**PROBLEM DETAILS**
Scan the records below for the word "para" and give only the number of lines that hold it.

[START EXTRACTED RECORDS]

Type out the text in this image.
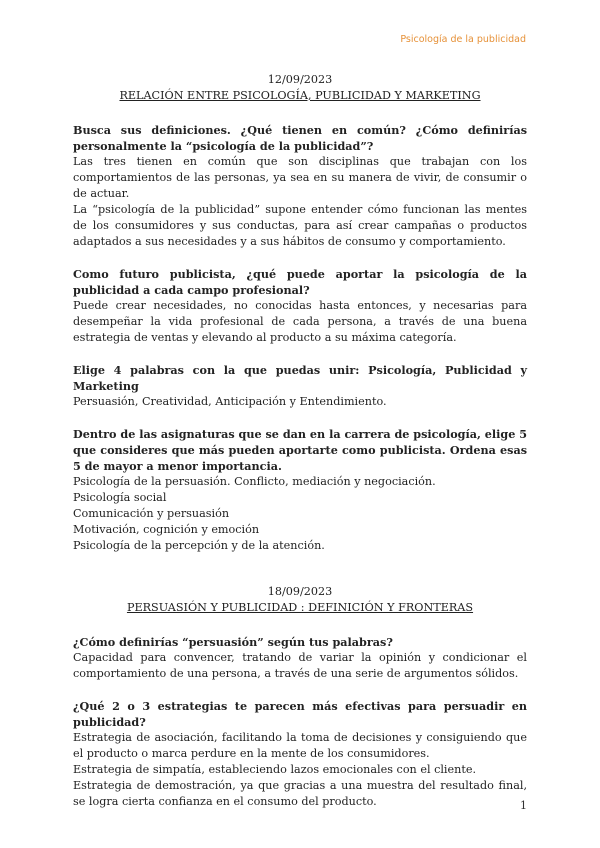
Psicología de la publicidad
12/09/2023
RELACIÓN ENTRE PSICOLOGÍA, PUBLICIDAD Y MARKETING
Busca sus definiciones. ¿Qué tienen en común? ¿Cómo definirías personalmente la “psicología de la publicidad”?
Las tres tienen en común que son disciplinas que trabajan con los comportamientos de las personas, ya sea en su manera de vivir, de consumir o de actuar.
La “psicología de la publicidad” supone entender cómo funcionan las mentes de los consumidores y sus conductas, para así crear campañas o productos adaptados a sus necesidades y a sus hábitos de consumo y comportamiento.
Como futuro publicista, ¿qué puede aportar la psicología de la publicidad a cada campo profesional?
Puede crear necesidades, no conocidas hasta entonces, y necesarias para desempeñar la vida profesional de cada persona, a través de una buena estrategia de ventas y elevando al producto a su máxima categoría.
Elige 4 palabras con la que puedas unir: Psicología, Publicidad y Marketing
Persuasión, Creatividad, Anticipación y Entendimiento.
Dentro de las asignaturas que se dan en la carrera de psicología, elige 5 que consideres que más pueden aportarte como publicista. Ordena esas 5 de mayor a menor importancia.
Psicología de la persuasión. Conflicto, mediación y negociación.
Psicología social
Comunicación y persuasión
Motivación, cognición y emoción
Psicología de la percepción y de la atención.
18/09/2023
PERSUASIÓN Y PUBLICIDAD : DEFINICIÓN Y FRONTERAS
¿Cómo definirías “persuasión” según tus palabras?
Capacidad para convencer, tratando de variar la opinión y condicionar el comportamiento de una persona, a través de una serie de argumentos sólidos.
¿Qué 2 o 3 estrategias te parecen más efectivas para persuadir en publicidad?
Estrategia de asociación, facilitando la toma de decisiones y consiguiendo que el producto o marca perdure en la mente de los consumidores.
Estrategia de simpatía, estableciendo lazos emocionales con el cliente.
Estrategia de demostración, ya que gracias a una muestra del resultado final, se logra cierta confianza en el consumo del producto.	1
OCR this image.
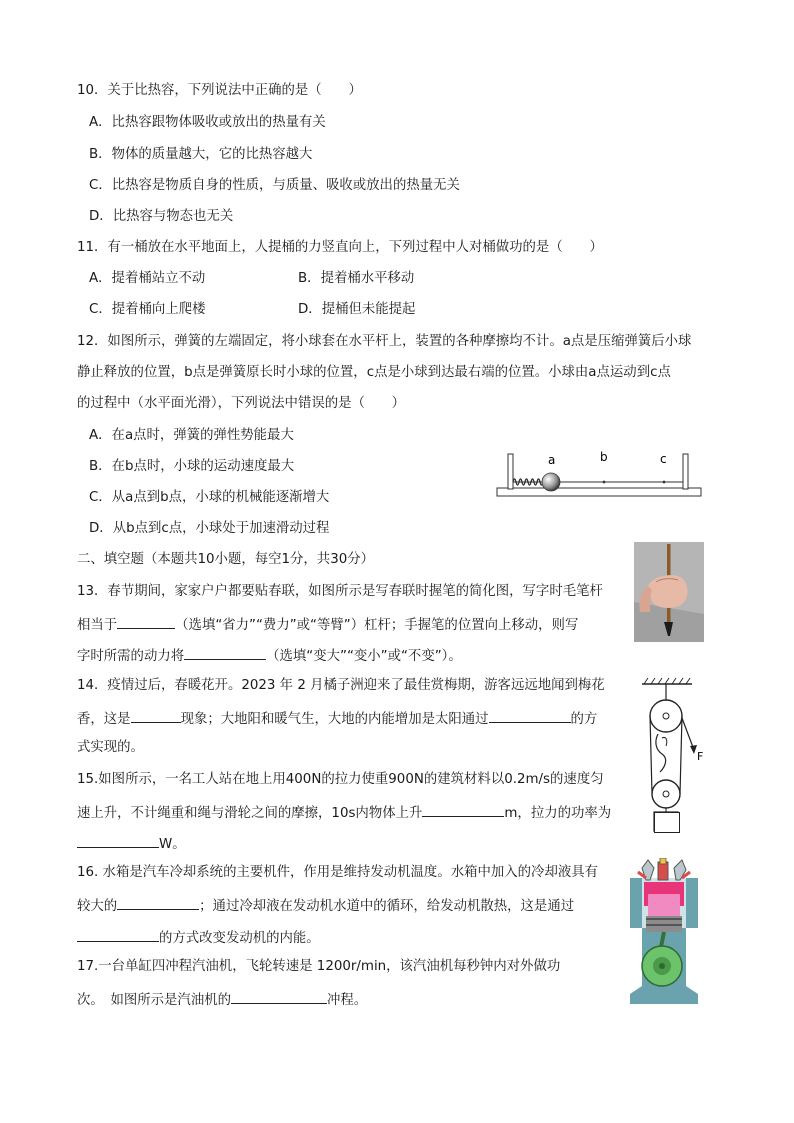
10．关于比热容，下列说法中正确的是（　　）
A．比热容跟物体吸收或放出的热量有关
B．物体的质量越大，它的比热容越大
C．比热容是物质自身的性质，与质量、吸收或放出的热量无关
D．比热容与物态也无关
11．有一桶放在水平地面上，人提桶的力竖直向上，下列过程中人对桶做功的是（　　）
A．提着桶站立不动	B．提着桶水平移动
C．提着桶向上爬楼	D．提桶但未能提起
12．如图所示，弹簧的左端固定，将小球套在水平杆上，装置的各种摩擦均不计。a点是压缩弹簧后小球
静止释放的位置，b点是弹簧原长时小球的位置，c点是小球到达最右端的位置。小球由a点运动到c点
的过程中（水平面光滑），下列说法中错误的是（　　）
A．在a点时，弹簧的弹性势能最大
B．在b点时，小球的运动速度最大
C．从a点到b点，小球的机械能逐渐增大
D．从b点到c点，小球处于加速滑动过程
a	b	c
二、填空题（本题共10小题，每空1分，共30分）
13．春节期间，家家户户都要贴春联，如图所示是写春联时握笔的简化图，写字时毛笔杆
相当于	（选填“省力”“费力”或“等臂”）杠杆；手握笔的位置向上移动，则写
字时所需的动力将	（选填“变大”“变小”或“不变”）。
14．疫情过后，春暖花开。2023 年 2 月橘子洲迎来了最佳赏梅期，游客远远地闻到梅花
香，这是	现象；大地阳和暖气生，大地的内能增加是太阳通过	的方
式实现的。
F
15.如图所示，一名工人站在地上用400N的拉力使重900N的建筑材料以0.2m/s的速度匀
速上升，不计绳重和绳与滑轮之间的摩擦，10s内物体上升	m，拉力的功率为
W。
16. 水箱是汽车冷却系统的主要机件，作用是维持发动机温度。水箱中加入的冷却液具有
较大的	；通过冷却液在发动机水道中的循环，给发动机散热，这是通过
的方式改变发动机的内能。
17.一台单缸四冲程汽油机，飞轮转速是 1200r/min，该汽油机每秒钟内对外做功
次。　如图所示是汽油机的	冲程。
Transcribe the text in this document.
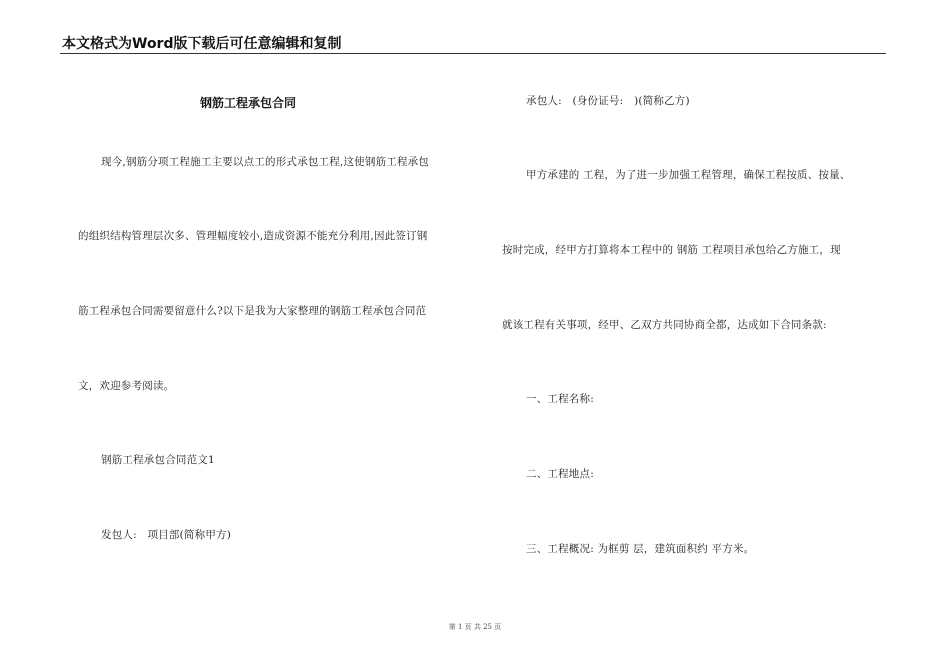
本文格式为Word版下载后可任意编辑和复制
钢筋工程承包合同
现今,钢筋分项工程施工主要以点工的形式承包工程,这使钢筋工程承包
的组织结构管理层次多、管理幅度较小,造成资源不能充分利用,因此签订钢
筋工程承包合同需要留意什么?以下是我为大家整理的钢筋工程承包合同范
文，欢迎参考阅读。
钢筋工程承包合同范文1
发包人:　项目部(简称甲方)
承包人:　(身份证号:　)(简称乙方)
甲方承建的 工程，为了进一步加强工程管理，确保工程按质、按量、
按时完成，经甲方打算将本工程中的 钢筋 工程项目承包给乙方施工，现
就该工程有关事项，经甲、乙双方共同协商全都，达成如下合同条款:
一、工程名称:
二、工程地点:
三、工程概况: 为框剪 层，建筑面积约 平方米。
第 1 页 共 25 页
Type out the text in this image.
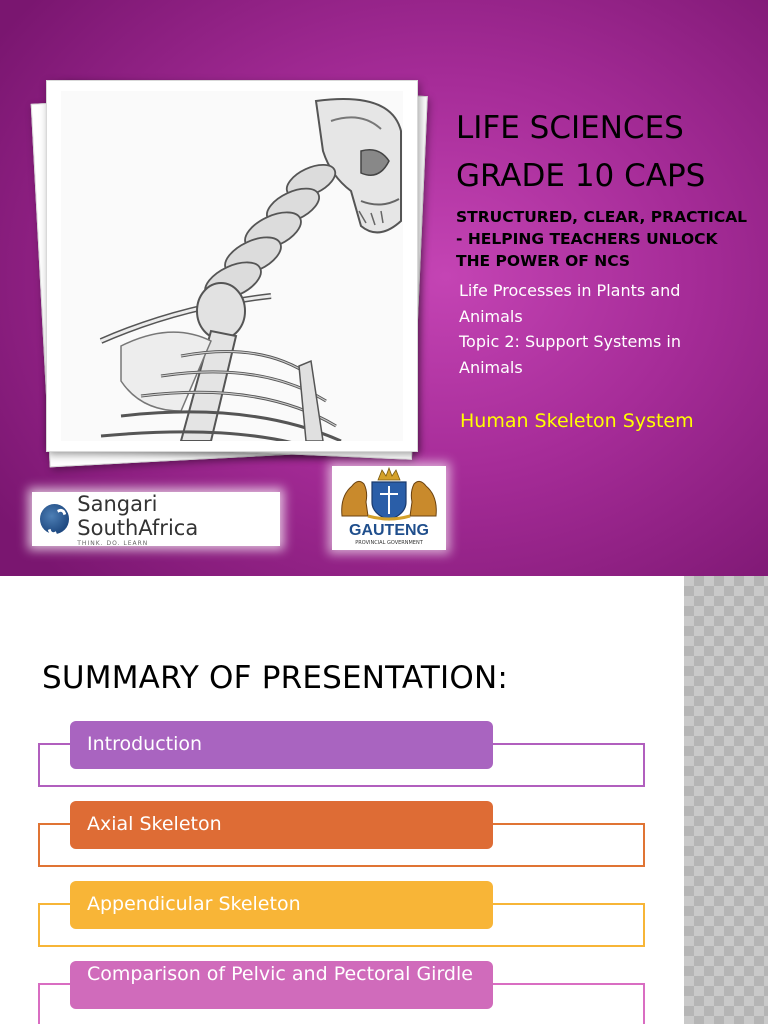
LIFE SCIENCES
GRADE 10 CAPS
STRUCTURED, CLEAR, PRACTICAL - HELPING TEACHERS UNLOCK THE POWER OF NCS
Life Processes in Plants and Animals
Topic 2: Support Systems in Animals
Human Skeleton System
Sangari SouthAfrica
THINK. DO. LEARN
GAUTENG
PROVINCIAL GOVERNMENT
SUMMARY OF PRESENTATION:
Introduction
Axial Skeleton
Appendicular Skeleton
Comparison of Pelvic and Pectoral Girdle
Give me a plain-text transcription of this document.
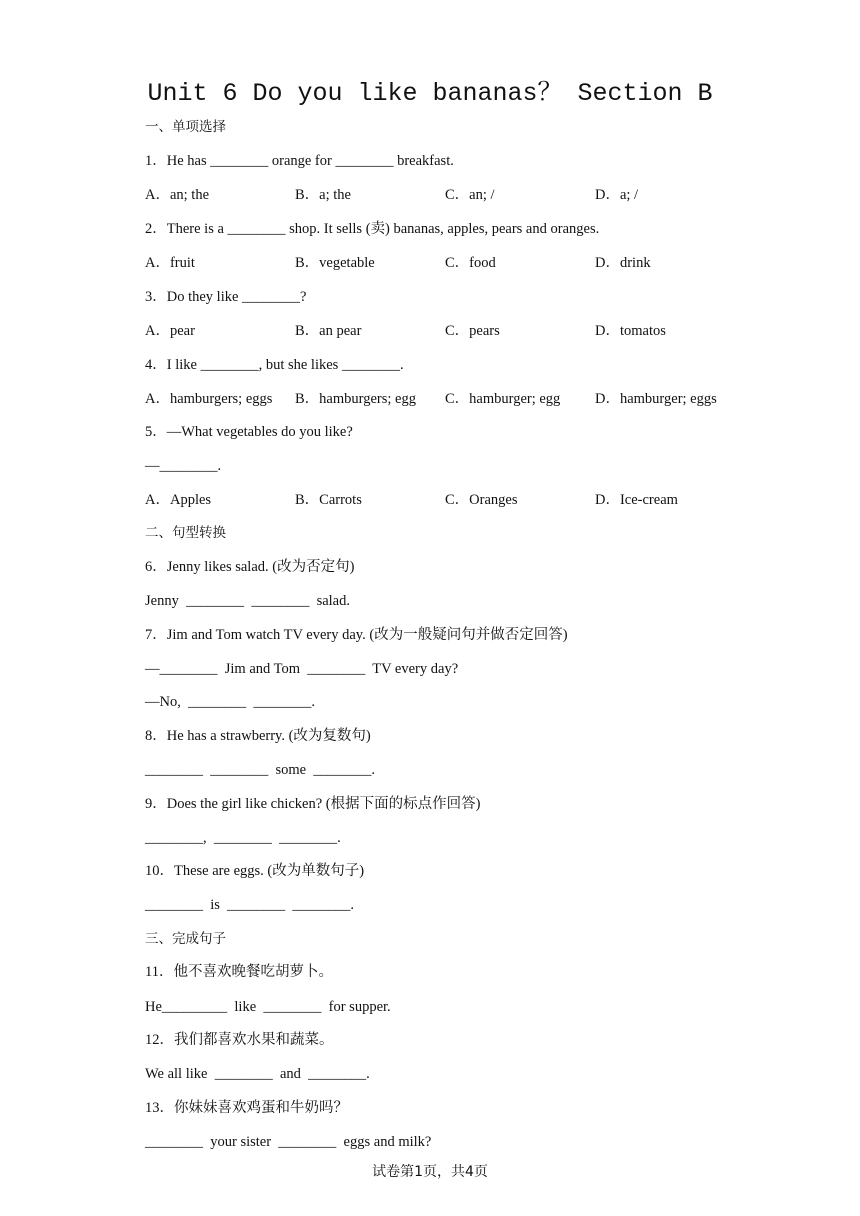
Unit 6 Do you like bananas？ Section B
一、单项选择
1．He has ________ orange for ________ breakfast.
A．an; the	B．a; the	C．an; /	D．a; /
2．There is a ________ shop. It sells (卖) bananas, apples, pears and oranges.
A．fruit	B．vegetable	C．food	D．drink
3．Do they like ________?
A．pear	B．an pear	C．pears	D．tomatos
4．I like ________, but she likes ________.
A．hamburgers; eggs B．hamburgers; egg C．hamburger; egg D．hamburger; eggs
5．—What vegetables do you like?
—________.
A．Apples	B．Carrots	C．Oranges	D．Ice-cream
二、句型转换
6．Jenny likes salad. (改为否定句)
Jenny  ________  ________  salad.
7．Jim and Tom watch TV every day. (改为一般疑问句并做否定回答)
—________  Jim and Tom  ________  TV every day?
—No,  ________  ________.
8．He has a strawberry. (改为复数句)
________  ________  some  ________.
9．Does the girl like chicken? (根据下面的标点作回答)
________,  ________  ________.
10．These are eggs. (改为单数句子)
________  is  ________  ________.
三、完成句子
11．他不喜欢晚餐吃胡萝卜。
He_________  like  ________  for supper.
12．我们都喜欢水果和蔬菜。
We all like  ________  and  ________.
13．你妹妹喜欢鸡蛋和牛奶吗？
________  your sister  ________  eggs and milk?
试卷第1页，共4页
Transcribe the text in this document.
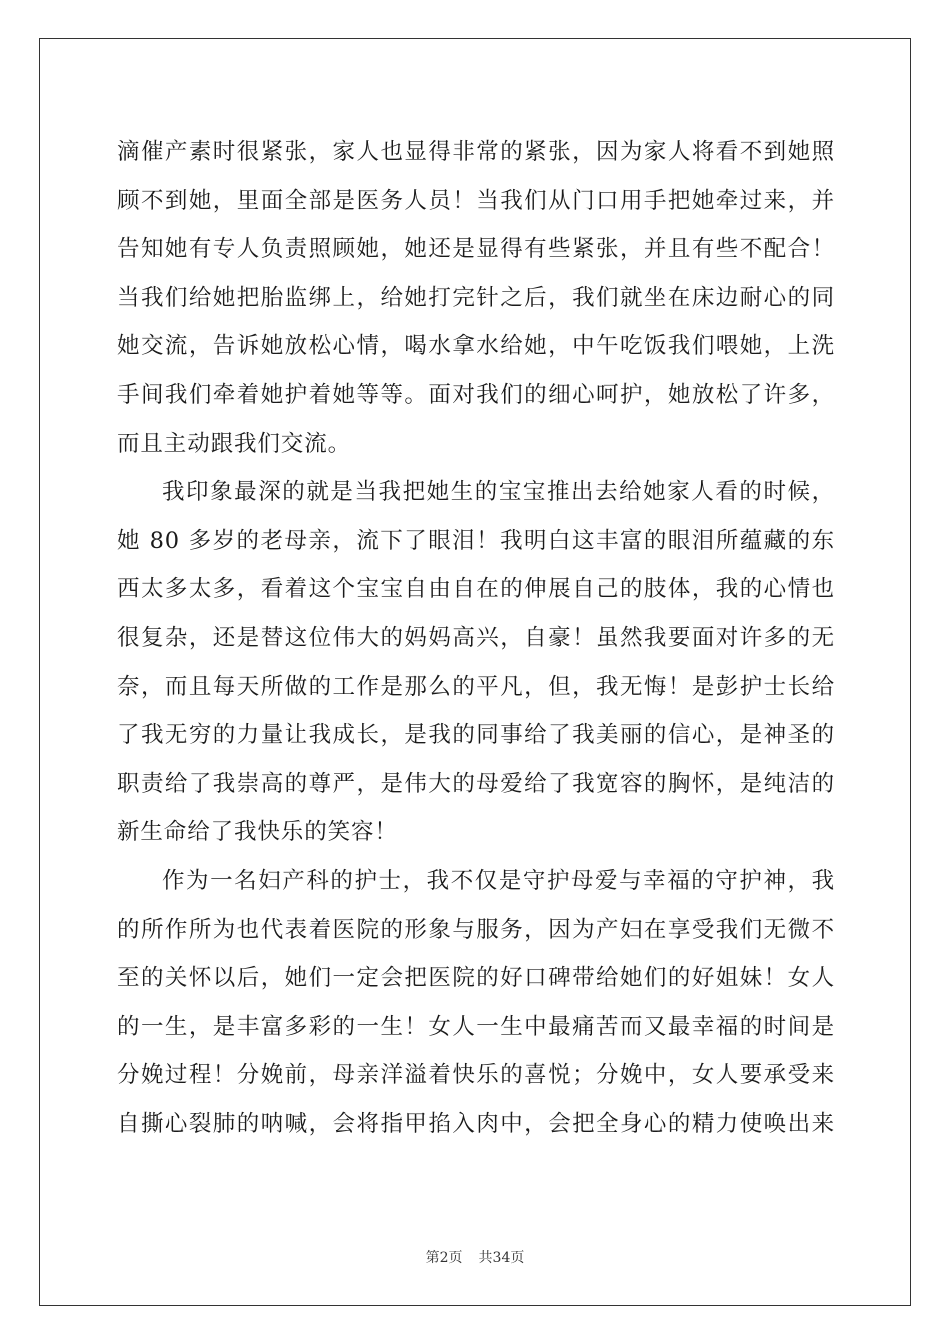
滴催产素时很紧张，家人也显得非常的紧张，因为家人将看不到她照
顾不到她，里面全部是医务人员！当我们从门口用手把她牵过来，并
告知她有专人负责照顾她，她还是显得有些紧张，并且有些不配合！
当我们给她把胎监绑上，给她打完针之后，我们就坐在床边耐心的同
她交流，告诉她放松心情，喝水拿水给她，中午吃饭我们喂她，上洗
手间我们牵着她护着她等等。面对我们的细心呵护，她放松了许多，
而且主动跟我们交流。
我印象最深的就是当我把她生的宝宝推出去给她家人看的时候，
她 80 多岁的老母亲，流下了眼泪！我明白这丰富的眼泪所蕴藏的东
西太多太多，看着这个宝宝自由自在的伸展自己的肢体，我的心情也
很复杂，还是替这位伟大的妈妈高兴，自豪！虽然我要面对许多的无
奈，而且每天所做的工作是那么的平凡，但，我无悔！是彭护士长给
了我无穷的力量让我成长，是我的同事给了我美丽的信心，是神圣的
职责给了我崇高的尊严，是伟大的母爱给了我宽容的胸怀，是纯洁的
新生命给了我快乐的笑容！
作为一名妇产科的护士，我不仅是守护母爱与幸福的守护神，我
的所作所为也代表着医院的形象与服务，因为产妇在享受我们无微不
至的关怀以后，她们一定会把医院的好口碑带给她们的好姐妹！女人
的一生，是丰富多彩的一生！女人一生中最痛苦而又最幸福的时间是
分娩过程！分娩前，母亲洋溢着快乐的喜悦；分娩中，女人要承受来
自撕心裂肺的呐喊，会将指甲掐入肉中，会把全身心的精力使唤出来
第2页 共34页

[END EXTRACTED RECORDS]

**RESULT FOR THIS TASK**
4